▶ Task to carry out
Extract the line that contains "Output a JSON" and every line after it through the end of the records below, exactly as written, leaving out any pictures.
+++ Material for this task
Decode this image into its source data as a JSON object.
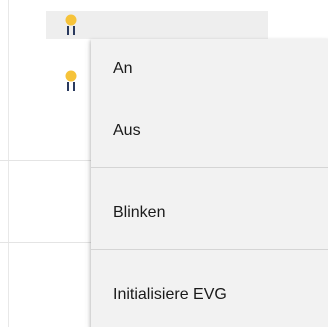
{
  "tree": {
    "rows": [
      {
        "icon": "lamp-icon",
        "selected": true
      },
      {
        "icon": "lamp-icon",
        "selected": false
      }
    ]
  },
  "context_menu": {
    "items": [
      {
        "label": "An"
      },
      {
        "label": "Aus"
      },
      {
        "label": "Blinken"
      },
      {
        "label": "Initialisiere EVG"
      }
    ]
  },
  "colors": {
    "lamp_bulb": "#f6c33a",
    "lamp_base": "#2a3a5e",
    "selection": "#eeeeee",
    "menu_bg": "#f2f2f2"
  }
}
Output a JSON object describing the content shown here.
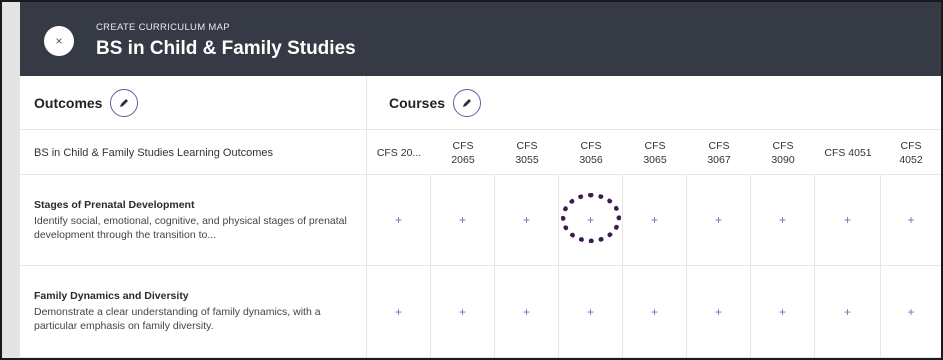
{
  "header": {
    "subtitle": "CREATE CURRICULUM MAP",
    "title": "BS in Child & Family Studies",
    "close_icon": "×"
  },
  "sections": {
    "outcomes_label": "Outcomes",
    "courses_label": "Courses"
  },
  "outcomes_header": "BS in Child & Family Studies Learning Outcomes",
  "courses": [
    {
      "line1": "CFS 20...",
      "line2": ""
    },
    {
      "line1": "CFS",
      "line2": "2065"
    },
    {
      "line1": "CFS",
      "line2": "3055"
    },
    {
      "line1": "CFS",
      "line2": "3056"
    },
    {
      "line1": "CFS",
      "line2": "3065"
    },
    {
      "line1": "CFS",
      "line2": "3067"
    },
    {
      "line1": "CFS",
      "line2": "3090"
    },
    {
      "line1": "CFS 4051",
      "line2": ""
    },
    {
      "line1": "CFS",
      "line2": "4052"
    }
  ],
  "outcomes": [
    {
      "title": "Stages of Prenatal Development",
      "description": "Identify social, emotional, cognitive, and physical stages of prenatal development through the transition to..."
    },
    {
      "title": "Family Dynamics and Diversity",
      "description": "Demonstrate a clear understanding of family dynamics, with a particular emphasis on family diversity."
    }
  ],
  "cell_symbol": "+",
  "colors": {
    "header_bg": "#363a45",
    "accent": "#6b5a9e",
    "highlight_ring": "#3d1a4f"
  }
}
++++++
▶ The result
Output a JSON object describing the content shown here.
{
  "header": {
    "subtitle": "CREATE CURRICULUM MAP",
    "title": "BS in Child & Family Studies",
    "close_icon": "×"
  },
  "sections": {
    "outcomes_label": "Outcomes",
    "courses_label": "Courses"
  },
  "outcomes_header": "BS in Child & Family Studies Learning Outcomes",
  "courses": [
    {
      "line1": "CFS 20...",
      "line2": ""
    },
    {
      "line1": "CFS",
      "line2": "2065"
    },
    {
      "line1": "CFS",
      "line2": "3055"
    },
    {
      "line1": "CFS",
      "line2": "3056"
    },
    {
      "line1": "CFS",
      "line2": "3065"
    },
    {
      "line1": "CFS",
      "line2": "3067"
    },
    {
      "line1": "CFS",
      "line2": "3090"
    },
    {
      "line1": "CFS 4051",
      "line2": ""
    },
    {
      "line1": "CFS",
      "line2": "4052"
    }
  ],
  "outcomes": [
    {
      "title": "Stages of Prenatal Development",
      "description": "Identify social, emotional, cognitive, and physical stages of prenatal development through the transition to..."
    },
    {
      "title": "Family Dynamics and Diversity",
      "description": "Demonstrate a clear understanding of family dynamics, with a particular emphasis on family diversity."
    }
  ],
  "cell_symbol": "+",
  "colors": {
    "header_bg": "#363a45",
    "accent": "#6b5a9e",
    "highlight_ring": "#3d1a4f"
  }
}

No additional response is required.